■ **TASK DIRECTIONS**
Every line that contains the word "человек" should be copied.
═════ SUPPLIED MATERIAL ═════
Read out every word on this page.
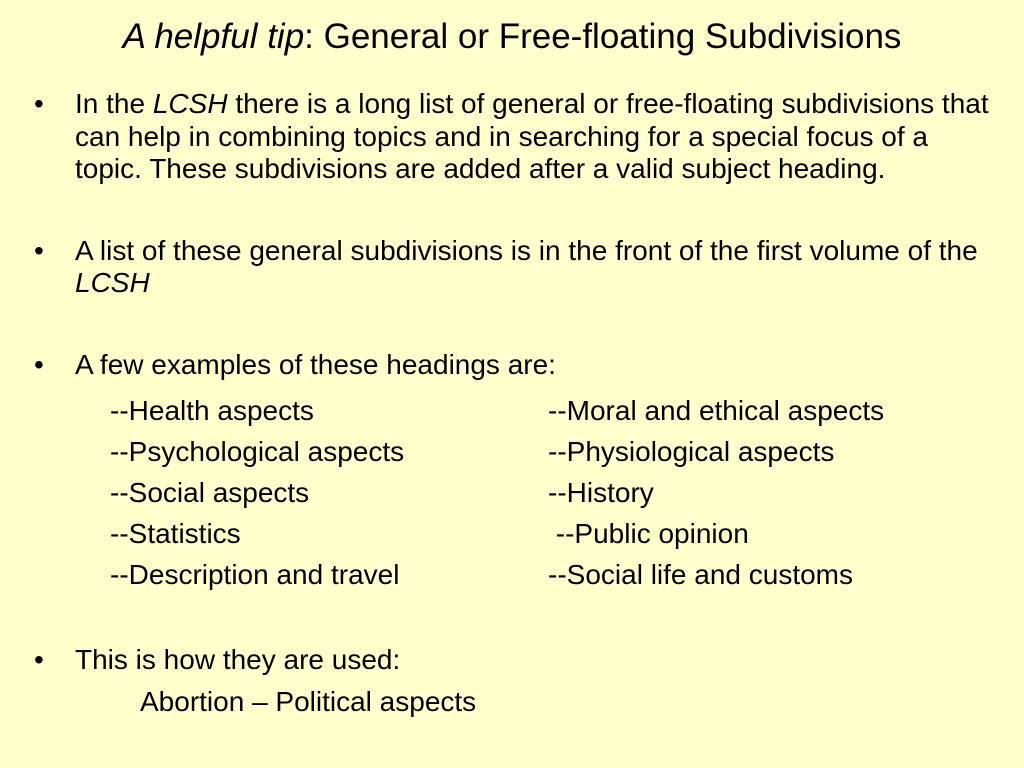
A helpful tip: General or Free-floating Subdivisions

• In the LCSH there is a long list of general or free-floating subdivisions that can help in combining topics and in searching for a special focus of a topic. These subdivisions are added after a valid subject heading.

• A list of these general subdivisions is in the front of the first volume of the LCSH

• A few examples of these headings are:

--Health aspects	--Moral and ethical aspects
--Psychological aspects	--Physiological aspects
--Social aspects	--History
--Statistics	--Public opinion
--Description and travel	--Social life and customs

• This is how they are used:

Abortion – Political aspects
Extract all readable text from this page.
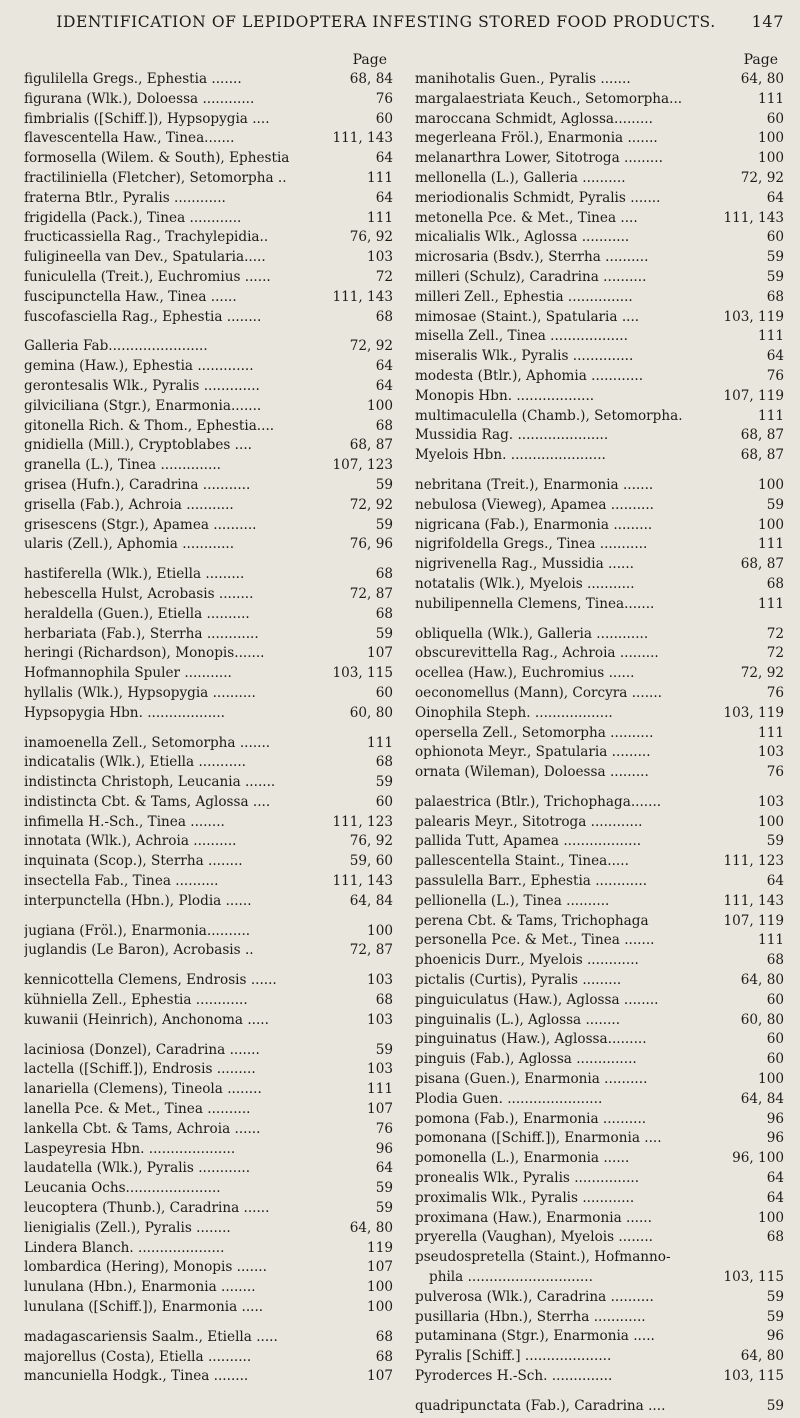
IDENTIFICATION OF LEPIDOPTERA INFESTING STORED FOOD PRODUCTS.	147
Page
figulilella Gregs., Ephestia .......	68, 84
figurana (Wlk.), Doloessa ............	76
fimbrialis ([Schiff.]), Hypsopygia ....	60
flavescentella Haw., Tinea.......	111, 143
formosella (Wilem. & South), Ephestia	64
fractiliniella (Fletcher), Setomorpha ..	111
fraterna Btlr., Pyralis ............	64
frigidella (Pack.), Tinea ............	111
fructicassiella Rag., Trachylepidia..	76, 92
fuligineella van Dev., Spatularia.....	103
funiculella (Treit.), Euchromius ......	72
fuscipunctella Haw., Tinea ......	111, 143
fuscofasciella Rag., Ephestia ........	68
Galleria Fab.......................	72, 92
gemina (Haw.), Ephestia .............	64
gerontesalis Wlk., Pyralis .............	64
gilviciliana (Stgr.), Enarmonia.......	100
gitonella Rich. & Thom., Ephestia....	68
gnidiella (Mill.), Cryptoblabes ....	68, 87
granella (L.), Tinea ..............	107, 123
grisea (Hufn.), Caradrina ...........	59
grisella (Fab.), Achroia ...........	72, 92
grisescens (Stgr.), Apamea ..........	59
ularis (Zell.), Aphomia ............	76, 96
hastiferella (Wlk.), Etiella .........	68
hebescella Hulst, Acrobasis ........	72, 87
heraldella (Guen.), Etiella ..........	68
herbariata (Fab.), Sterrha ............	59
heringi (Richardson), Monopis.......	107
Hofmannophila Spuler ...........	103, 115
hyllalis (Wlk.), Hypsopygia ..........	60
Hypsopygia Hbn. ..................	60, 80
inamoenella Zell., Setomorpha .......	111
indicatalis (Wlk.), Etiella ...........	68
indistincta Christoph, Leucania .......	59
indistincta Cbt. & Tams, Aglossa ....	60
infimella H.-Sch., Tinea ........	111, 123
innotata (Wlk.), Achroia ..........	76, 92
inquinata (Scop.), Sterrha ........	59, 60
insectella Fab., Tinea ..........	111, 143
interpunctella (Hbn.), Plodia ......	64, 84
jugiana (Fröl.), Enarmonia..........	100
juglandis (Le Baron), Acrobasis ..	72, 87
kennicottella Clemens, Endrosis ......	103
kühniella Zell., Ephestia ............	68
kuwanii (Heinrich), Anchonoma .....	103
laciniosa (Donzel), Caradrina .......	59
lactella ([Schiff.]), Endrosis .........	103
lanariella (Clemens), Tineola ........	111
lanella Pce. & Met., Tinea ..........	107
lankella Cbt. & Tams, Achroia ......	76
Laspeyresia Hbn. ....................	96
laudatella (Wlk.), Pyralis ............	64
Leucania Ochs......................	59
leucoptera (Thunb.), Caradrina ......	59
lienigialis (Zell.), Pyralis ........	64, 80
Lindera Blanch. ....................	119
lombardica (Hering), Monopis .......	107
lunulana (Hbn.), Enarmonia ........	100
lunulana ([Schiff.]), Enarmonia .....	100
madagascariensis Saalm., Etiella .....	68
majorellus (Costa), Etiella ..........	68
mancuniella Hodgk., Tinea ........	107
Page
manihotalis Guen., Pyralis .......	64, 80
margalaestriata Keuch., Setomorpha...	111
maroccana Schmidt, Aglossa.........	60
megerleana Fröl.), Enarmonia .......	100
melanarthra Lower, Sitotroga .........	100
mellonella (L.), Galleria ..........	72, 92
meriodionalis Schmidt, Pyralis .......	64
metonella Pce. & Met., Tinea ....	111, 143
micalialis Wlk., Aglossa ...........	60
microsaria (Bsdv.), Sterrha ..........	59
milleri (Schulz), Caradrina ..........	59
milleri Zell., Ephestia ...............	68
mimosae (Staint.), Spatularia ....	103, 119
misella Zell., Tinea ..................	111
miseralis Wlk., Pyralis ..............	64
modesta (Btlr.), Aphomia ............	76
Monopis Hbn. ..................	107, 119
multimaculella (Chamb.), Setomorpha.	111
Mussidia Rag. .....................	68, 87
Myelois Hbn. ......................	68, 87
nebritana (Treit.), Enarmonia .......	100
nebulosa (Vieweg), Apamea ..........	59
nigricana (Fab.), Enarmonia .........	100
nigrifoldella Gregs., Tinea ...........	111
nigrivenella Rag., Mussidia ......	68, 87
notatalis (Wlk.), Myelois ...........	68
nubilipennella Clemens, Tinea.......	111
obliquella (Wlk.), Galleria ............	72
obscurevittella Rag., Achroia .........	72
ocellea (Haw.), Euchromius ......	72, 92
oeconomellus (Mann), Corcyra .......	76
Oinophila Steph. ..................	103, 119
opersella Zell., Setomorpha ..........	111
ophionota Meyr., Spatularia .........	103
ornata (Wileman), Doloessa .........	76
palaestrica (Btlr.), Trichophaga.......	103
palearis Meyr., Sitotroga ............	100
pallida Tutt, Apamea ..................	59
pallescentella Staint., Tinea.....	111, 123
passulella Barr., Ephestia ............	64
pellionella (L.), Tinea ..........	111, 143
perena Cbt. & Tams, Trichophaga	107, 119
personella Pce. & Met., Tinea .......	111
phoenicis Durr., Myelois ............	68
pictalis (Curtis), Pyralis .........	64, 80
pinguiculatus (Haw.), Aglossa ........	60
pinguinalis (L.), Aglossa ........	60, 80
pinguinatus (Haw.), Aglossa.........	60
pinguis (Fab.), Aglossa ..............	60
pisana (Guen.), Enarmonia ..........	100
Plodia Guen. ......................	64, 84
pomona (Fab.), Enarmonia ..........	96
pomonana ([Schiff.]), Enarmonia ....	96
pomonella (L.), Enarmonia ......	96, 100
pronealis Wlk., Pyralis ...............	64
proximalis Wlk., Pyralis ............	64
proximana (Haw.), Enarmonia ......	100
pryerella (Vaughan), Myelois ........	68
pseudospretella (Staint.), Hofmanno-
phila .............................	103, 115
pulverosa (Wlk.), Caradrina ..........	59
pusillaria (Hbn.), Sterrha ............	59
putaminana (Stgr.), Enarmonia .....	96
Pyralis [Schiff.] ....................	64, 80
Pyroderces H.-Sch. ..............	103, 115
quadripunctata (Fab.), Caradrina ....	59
═════
═════ SUPPLIED MATERIAL ═════
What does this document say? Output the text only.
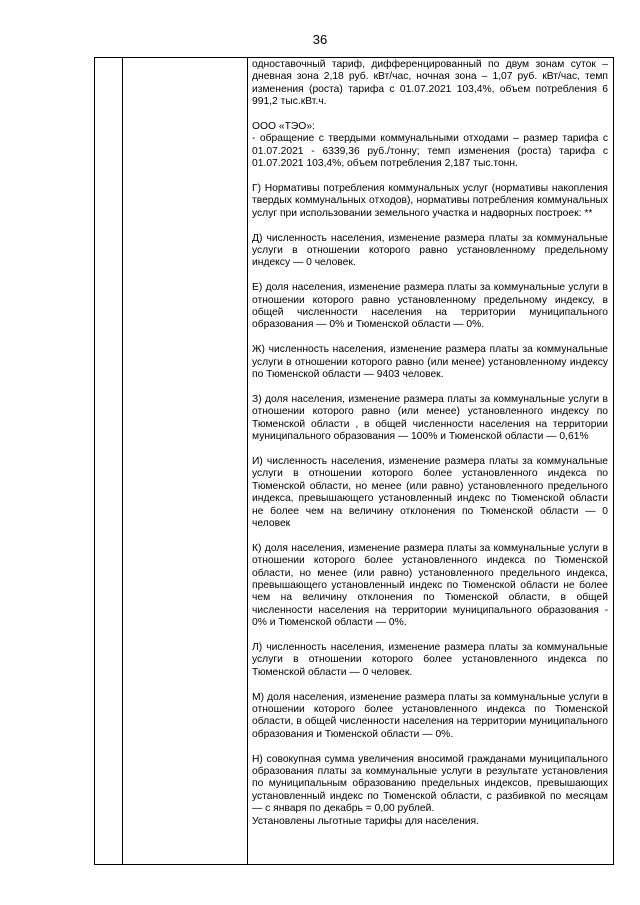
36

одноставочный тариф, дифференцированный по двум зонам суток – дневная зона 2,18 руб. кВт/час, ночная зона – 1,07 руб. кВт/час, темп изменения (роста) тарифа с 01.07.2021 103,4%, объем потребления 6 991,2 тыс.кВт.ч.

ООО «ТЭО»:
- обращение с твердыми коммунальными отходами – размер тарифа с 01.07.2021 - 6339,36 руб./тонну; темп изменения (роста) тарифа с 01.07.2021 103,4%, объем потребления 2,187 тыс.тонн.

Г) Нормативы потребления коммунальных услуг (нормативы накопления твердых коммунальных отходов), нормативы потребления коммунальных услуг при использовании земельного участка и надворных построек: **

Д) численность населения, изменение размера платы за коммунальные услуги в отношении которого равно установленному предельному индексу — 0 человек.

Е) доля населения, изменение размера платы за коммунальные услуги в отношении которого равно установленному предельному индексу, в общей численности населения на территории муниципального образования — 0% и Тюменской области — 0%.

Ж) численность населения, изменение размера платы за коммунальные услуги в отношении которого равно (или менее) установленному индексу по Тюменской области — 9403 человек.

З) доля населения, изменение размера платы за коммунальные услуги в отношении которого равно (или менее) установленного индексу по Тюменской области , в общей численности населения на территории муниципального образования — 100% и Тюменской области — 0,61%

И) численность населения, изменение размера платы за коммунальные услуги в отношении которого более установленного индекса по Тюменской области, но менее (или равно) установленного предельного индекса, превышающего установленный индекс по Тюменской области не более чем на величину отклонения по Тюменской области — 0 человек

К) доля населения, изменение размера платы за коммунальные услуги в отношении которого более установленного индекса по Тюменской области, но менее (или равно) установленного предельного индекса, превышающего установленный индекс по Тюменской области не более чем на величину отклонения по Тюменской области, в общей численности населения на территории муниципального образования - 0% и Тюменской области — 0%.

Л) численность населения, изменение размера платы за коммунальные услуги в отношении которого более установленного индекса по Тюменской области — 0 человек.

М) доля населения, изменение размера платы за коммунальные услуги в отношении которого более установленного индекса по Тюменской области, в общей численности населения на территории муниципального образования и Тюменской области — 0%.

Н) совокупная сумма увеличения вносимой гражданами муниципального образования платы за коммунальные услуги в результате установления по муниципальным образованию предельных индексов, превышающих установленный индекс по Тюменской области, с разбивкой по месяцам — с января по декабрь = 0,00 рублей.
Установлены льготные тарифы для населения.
═════
■ **WRITTEN ANSWER**
Д) численность населения, изменение размера платы за коммунальные услуги в отношении которого равно установленному предельному индексу — 0 человек.
Ж) численность населения, изменение размера платы за коммунальные услуги в отношении которого равно (или менее) установленному индексу по Тюменской области — 9403 человек.
И) численность населения, изменение размера платы за коммунальные услуги в отношении которого более установленного индекса по Тюменской области, но менее (или равно) установленного предельного индекса, превышающего установленный индекс по Тюменской области не более чем на величину отклонения по Тюменской области — 0 человек
Л) численность населения, изменение размера платы за коммунальные услуги в отношении которого более установленного индекса по Тюменской области — 0 человек.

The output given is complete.